Task directions: In the listing below, find every line with the string "image" and pull it out.

Stored items from a collection:
*-*-*
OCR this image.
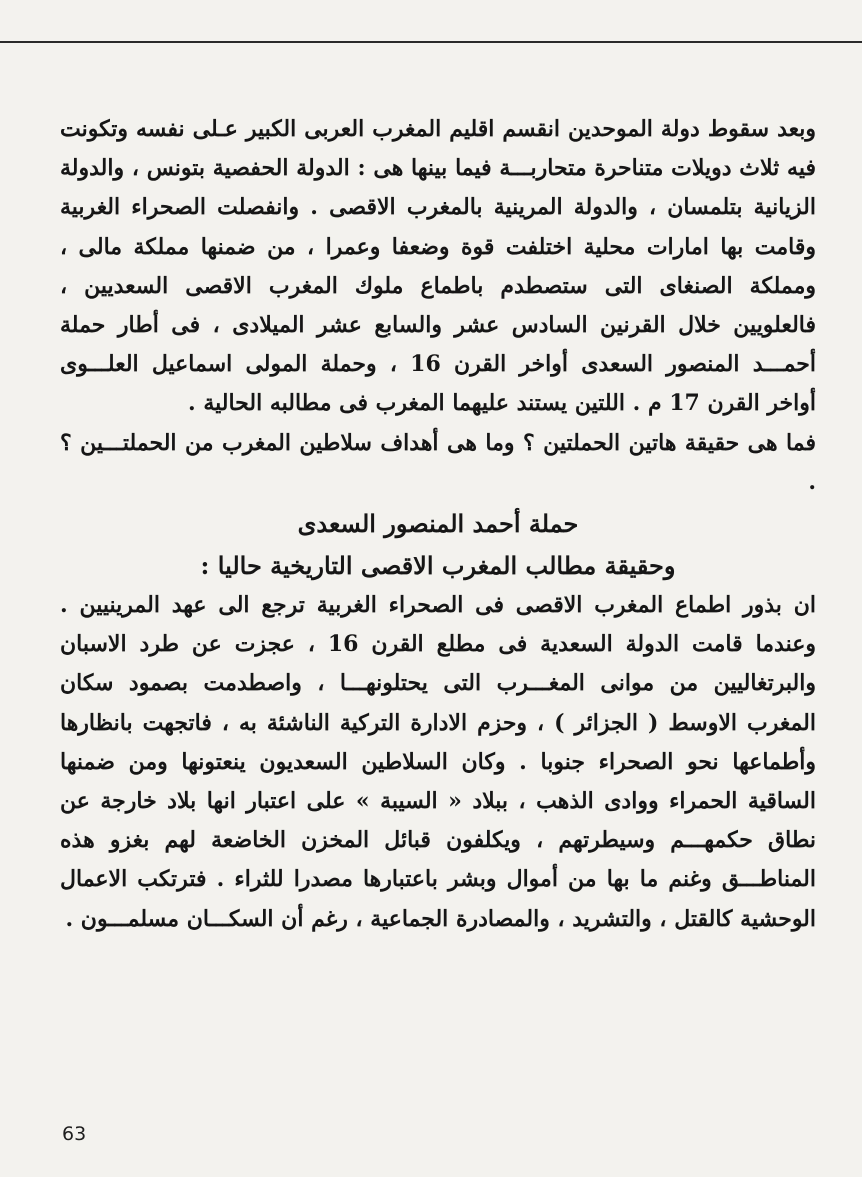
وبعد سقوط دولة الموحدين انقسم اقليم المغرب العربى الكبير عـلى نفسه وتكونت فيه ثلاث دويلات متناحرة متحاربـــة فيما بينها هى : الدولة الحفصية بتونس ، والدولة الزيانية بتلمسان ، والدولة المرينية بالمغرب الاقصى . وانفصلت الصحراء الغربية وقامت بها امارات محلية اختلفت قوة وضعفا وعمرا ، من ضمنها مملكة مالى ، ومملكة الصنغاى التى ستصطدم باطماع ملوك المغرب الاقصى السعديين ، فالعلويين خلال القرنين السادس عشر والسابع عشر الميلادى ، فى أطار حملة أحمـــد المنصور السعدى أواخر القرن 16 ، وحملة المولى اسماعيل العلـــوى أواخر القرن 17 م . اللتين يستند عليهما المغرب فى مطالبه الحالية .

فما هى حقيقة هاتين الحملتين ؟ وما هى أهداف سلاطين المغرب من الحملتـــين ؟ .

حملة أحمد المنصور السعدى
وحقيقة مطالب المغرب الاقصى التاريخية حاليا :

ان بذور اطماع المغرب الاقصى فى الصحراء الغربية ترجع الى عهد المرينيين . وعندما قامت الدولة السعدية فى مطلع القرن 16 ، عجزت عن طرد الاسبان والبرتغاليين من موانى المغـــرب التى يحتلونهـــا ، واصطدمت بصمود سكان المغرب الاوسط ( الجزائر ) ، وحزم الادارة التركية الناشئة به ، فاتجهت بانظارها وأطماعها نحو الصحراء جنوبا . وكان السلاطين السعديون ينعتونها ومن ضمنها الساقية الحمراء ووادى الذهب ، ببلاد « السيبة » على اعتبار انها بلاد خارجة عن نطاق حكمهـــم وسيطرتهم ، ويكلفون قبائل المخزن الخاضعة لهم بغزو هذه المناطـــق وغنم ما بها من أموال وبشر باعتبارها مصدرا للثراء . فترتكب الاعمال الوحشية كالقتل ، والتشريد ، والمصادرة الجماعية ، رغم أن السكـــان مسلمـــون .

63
*-*-*
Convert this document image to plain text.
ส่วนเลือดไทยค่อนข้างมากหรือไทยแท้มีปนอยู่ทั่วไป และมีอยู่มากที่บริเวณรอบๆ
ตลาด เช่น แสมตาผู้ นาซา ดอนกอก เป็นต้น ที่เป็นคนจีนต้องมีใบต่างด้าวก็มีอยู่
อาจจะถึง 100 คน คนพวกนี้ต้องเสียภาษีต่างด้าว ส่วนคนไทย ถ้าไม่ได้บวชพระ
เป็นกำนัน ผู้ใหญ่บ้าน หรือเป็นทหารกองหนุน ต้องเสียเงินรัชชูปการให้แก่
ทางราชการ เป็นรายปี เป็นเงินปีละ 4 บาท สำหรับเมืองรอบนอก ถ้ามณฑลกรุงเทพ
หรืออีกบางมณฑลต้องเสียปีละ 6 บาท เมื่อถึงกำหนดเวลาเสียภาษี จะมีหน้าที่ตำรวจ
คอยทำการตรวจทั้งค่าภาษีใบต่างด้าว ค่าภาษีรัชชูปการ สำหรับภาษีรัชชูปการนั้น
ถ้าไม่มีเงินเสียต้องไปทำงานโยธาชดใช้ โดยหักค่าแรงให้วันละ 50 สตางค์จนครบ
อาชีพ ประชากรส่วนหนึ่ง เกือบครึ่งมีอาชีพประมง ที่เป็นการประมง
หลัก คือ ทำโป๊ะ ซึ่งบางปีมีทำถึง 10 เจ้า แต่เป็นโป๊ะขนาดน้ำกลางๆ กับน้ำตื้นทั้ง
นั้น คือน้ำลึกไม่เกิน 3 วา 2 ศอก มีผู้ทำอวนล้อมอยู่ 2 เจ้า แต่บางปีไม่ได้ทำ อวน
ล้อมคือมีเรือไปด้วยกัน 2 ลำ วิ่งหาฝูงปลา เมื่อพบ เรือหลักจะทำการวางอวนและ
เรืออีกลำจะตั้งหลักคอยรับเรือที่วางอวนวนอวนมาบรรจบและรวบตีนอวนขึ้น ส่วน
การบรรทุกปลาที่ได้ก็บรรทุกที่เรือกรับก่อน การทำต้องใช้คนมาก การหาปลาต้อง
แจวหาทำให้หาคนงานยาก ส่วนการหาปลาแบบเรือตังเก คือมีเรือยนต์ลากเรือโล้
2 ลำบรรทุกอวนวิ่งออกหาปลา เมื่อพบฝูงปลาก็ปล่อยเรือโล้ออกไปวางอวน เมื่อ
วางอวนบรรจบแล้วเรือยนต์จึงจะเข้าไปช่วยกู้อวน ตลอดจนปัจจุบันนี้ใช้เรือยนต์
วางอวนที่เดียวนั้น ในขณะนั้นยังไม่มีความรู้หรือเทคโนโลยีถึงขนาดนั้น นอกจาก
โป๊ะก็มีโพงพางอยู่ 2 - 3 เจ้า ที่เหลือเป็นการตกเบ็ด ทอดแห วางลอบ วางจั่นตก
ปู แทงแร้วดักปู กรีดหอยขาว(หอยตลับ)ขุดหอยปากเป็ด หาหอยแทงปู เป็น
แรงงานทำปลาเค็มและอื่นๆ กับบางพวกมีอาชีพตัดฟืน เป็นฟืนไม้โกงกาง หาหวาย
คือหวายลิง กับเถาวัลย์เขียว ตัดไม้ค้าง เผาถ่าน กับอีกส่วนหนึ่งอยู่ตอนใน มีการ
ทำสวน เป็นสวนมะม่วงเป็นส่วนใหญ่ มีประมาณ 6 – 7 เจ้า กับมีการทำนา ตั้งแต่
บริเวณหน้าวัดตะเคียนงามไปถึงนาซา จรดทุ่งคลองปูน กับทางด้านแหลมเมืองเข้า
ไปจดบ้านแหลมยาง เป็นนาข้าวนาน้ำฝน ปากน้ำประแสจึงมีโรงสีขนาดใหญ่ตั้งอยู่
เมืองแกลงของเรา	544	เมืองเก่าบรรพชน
*-*-*
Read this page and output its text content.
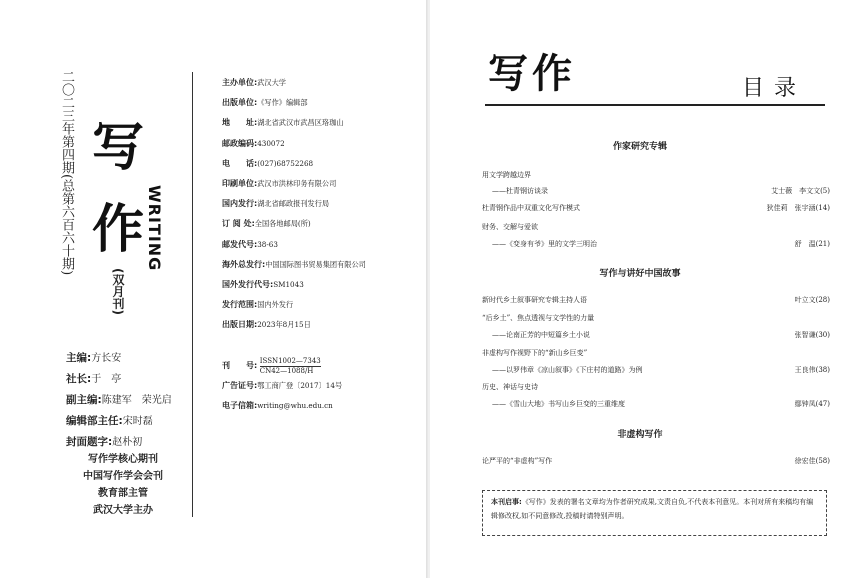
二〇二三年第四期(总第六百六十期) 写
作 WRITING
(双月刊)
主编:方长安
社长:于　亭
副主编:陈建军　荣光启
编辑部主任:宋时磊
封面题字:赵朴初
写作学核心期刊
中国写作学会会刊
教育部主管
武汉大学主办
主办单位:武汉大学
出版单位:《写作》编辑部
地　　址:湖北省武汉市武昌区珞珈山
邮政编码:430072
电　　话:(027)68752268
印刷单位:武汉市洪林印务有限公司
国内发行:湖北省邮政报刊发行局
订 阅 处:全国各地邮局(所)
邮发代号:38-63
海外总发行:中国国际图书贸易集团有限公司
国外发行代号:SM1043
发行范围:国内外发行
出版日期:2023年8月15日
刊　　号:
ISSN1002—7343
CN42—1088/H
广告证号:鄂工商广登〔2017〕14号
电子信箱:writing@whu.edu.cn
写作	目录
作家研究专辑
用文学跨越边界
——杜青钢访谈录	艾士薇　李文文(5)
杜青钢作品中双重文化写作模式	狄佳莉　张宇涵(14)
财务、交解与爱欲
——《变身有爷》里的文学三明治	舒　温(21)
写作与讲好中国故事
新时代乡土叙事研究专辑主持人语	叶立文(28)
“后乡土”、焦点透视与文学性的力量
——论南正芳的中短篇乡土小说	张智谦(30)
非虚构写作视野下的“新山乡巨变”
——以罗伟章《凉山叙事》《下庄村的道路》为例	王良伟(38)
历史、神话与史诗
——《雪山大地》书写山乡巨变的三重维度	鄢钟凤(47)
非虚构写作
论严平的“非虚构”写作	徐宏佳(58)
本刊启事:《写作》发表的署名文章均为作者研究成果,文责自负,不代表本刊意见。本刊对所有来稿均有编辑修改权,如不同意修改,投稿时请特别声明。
*-*-*
Full answer:
OCR this image.
Convert this document image to plain text.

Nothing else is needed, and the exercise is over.